Reproduce each line from the records that holds "frame".

◆ Listing:
▼▼▼

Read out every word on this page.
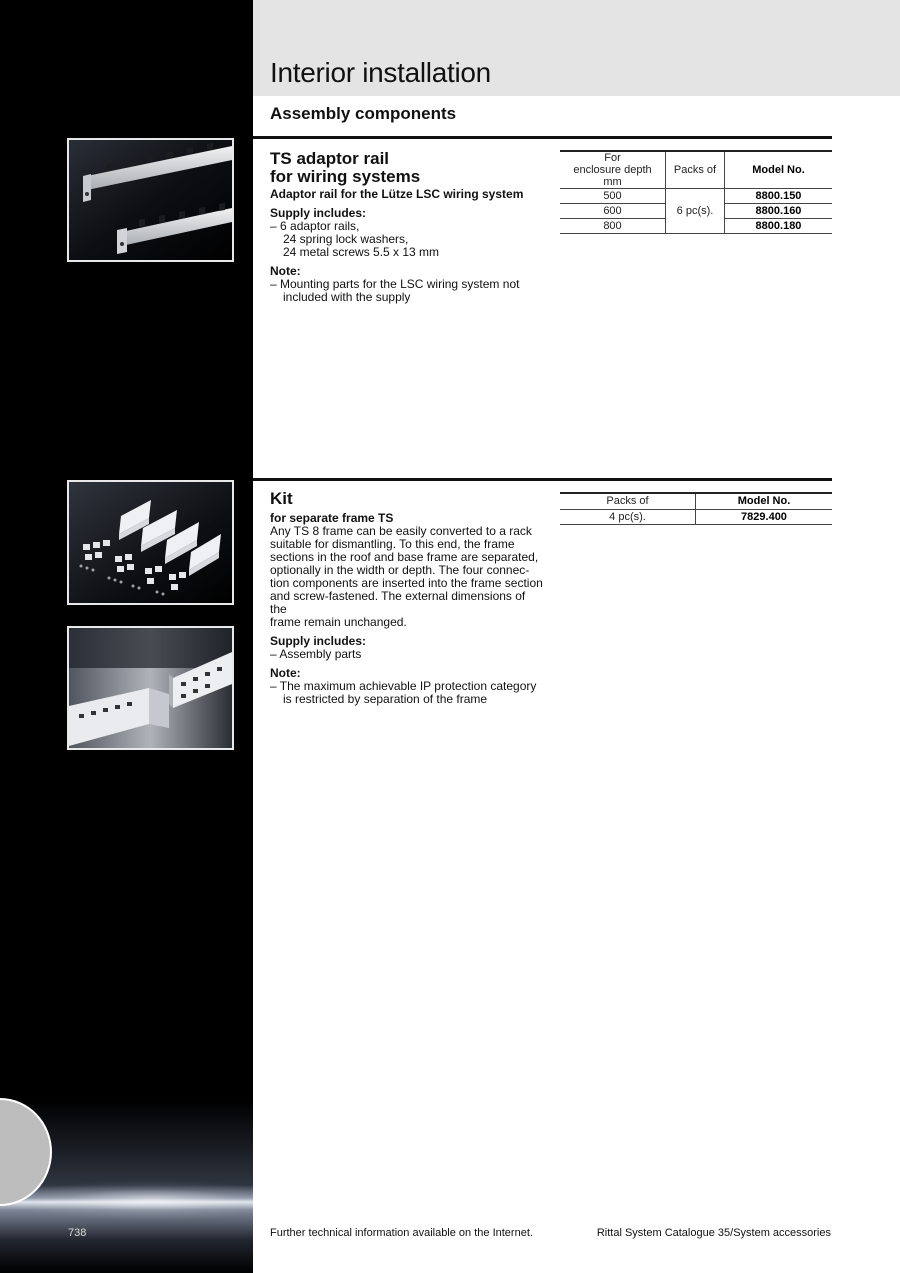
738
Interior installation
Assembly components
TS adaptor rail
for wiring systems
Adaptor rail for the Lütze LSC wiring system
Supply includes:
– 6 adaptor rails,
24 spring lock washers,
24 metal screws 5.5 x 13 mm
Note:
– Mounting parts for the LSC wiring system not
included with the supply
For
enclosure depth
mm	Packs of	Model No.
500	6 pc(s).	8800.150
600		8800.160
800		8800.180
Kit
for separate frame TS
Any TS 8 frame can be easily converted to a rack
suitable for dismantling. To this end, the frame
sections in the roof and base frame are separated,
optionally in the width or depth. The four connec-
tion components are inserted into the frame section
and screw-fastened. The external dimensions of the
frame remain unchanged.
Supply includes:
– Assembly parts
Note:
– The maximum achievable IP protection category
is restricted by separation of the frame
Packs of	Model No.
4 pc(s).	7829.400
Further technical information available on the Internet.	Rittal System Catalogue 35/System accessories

▲▲▲

◆ Result of this exercise:
for separate frame TS
Any TS 8 frame can be easily converted to a rack
suitable for dismantling. To this end, the frame
sections in the roof and base frame are separated,
tion components are inserted into the frame section
frame remain unchanged.
is restricted by separation of the frame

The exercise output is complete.